§ **The exercise**
Check every line of the material below for the string "title", and return the ones that have it.

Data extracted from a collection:
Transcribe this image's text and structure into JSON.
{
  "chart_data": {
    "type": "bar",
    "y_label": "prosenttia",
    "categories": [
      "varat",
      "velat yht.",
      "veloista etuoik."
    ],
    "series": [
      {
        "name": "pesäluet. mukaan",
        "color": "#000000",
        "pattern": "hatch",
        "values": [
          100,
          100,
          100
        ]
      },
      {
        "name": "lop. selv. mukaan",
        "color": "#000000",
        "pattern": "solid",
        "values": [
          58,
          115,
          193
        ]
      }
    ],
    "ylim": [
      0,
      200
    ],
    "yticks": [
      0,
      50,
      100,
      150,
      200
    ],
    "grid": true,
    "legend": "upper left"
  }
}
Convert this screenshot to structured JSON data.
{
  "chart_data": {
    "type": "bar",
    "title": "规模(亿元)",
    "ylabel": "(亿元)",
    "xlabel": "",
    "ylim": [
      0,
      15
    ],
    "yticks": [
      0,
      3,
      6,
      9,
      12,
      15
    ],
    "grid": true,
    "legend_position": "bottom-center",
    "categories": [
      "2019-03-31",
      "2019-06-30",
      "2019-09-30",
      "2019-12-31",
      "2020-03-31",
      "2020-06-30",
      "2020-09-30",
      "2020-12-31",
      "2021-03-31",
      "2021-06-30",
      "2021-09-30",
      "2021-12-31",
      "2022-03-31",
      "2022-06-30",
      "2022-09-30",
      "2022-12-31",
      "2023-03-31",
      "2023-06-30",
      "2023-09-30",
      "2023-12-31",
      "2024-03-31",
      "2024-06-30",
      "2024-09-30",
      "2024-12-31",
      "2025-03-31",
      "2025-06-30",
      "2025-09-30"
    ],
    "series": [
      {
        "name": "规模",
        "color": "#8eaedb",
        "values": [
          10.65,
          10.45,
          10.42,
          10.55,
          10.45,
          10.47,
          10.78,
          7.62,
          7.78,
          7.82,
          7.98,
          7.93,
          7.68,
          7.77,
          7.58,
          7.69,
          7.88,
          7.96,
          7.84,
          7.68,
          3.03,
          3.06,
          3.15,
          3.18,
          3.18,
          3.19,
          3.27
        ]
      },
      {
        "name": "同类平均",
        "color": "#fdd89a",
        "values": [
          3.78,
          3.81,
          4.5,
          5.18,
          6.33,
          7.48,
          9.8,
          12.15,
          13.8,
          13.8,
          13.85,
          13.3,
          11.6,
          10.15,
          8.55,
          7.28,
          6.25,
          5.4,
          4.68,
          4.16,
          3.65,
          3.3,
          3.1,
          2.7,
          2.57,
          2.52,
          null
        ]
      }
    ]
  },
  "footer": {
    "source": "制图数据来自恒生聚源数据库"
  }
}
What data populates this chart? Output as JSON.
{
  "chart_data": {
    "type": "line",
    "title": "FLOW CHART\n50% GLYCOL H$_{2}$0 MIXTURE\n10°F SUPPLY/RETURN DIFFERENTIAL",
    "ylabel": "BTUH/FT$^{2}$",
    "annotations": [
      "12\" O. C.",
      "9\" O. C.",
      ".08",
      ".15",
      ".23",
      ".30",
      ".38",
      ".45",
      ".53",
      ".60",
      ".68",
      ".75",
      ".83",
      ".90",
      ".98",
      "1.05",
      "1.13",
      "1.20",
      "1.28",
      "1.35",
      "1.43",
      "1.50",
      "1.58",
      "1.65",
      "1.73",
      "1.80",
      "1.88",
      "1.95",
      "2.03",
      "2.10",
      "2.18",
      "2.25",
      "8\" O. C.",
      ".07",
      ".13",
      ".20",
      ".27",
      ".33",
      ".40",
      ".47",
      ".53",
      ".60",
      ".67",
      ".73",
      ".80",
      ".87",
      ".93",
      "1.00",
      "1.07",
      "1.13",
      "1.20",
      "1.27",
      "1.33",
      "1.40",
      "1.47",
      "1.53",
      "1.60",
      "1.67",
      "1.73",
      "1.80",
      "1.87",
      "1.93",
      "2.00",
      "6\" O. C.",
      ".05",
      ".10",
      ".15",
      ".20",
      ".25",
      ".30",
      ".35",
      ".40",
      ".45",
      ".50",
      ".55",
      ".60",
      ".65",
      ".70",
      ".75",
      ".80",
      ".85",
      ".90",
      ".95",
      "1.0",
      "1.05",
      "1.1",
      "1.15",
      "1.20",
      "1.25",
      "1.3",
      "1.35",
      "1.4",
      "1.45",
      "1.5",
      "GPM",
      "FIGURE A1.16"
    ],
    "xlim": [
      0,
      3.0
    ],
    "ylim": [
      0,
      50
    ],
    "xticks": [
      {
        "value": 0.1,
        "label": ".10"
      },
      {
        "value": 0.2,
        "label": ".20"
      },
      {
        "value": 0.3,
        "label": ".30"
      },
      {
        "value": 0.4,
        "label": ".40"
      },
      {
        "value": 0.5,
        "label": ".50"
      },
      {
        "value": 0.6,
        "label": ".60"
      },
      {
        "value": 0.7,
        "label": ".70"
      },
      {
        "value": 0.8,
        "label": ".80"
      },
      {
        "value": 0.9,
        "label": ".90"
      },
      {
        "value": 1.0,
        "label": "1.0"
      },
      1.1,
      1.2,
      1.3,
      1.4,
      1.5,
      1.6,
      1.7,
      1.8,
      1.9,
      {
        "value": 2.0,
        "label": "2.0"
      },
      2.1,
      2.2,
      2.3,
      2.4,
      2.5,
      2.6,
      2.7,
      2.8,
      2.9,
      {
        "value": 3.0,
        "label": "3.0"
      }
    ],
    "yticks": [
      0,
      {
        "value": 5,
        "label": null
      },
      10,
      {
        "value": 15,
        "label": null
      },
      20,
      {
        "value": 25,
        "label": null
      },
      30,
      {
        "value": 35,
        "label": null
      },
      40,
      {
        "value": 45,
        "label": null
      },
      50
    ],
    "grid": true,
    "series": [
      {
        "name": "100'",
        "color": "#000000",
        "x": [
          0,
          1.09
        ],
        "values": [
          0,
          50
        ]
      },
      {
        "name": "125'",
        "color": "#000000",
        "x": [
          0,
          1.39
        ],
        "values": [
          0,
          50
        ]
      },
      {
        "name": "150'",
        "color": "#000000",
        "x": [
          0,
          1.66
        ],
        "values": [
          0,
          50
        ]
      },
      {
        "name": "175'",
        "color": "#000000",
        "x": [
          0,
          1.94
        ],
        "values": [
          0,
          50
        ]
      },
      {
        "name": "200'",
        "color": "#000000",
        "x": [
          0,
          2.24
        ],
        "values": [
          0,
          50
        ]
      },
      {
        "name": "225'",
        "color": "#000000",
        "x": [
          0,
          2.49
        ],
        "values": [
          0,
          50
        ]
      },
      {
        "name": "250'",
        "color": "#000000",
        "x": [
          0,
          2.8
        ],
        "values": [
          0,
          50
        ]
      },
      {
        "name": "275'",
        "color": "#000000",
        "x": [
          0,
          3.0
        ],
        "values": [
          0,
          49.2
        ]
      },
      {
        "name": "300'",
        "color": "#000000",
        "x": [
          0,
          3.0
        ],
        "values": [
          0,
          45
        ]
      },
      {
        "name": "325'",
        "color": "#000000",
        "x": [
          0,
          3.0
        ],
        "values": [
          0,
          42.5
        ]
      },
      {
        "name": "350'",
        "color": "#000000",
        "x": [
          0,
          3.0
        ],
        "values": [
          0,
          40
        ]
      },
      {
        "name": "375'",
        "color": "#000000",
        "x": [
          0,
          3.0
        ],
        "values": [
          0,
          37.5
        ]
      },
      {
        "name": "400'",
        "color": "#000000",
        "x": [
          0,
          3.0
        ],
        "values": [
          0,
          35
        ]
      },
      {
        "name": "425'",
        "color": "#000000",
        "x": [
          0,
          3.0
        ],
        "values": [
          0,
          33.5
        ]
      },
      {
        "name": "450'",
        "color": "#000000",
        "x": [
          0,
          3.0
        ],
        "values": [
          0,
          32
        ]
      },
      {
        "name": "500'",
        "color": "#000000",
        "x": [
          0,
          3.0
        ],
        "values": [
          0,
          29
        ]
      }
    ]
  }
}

§ **Completed exercise**
    "title": "规模(亿元)",
    "title": "FLOW CHART\n50% GLYCOL H$_{2}$0 MIXTURE\n10°F SUPPLY/RETURN DIFFERENTIAL",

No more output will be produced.